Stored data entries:
'''
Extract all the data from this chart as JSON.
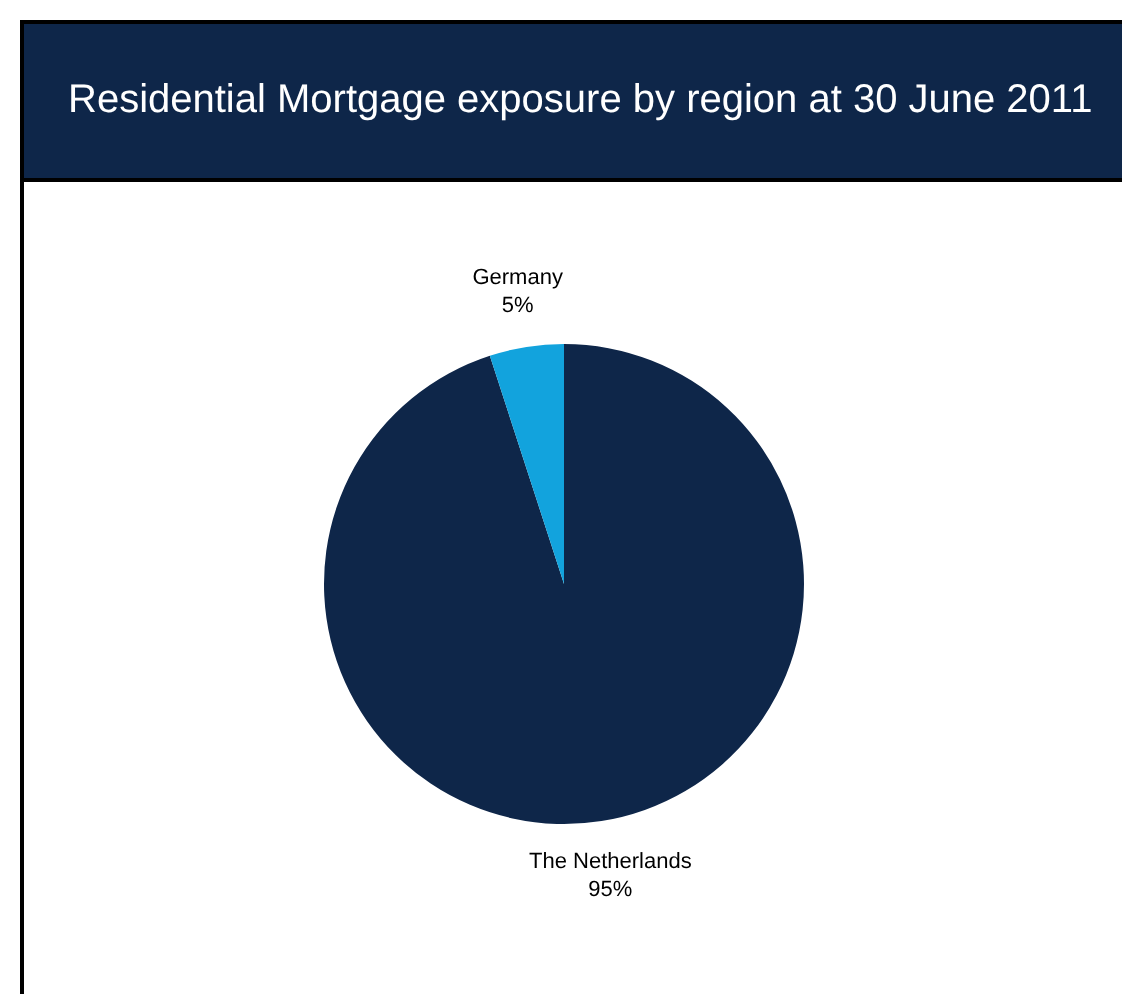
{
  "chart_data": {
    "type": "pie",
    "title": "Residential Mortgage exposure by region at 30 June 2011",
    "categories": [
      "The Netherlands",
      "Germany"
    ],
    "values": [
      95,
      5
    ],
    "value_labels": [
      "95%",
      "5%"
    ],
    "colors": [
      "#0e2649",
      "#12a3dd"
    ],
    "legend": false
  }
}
'''
Exercise instructions » Go through the listing above and write it all out exactly, leaving out any picture.

Exercise result »
Extract all the data from this chart as JSON.
{
  "chart_data": {
    "type": "pie",
    "title": "Residential Mortgage exposure by region at 30 June 2011",
    "categories": [
      "The Netherlands",
      "Germany"
    ],
    "values": [
      95,
      5
    ],
    "value_labels": [
      "95%",
      "5%"
    ],
    "colors": [
      "#0e2649",
      "#12a3dd"
    ],
    "legend": false
  }
}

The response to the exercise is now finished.